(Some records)

● ● ● ●

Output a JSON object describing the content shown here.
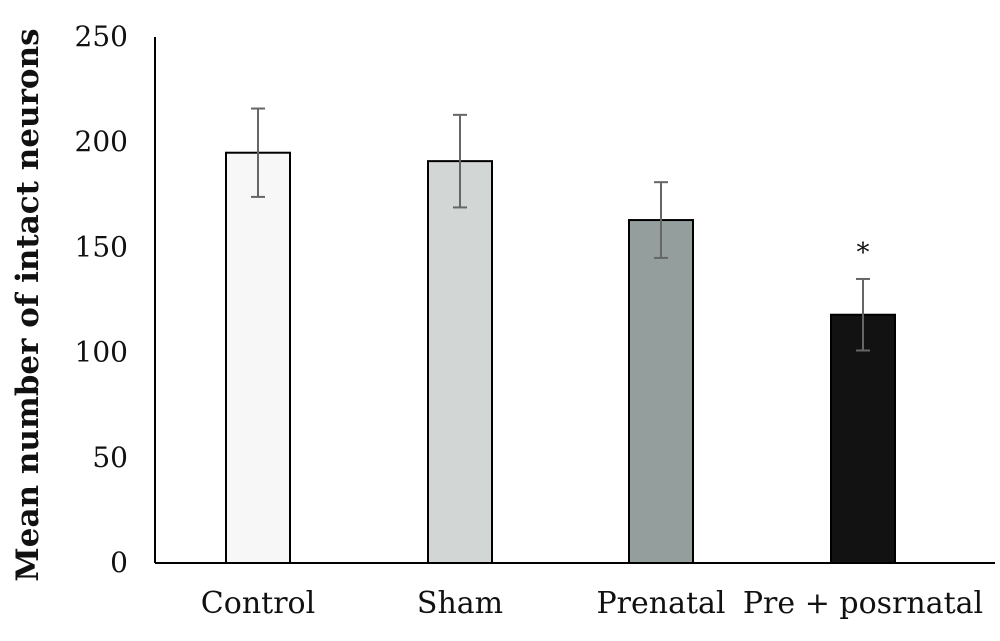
{
  "chart_data": {
    "type": "bar",
    "title": "",
    "xlabel": "",
    "ylabel": "Mean number of intact neurons",
    "ylim": [
      0,
      250
    ],
    "yticks": [
      0,
      50,
      100,
      150,
      200,
      250
    ],
    "ytick_labels": [
      "0",
      "50",
      "100",
      "150",
      "200",
      "250"
    ],
    "grid": false,
    "legend": "none",
    "categories": [
      "Control",
      "Sham",
      "Prenatal",
      "Pre + posrnatal"
    ],
    "values": [
      195,
      191,
      163,
      118
    ],
    "error": [
      21,
      22,
      18,
      17
    ],
    "annotations": [
      "",
      "",
      "",
      "*"
    ],
    "bar_colors": [
      "#f7f7f7",
      "#d2d6d5",
      "#949e9d",
      "#121212"
    ],
    "bar_edge_color": "#000000",
    "error_bar_color": "#666666"
  }
}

● ● ● ●

_Requirement:_ Your copy should match the records word for word, with the pictures removed.

_Result for this task:_
Output a JSON object describing the content shown here.
{
  "chart_data": {
    "type": "bar",
    "title": "",
    "xlabel": "",
    "ylabel": "Mean number of intact neurons",
    "ylim": [
      0,
      250
    ],
    "yticks": [
      0,
      50,
      100,
      150,
      200,
      250
    ],
    "ytick_labels": [
      "0",
      "50",
      "100",
      "150",
      "200",
      "250"
    ],
    "grid": false,
    "legend": "none",
    "categories": [
      "Control",
      "Sham",
      "Prenatal",
      "Pre + posrnatal"
    ],
    "values": [
      195,
      191,
      163,
      118
    ],
    "error": [
      21,
      22,
      18,
      17
    ],
    "annotations": [
      "",
      "",
      "",
      "*"
    ],
    "bar_colors": [
      "#f7f7f7",
      "#d2d6d5",
      "#949e9d",
      "#121212"
    ],
    "bar_edge_color": "#000000",
    "error_bar_color": "#666666"
  }
}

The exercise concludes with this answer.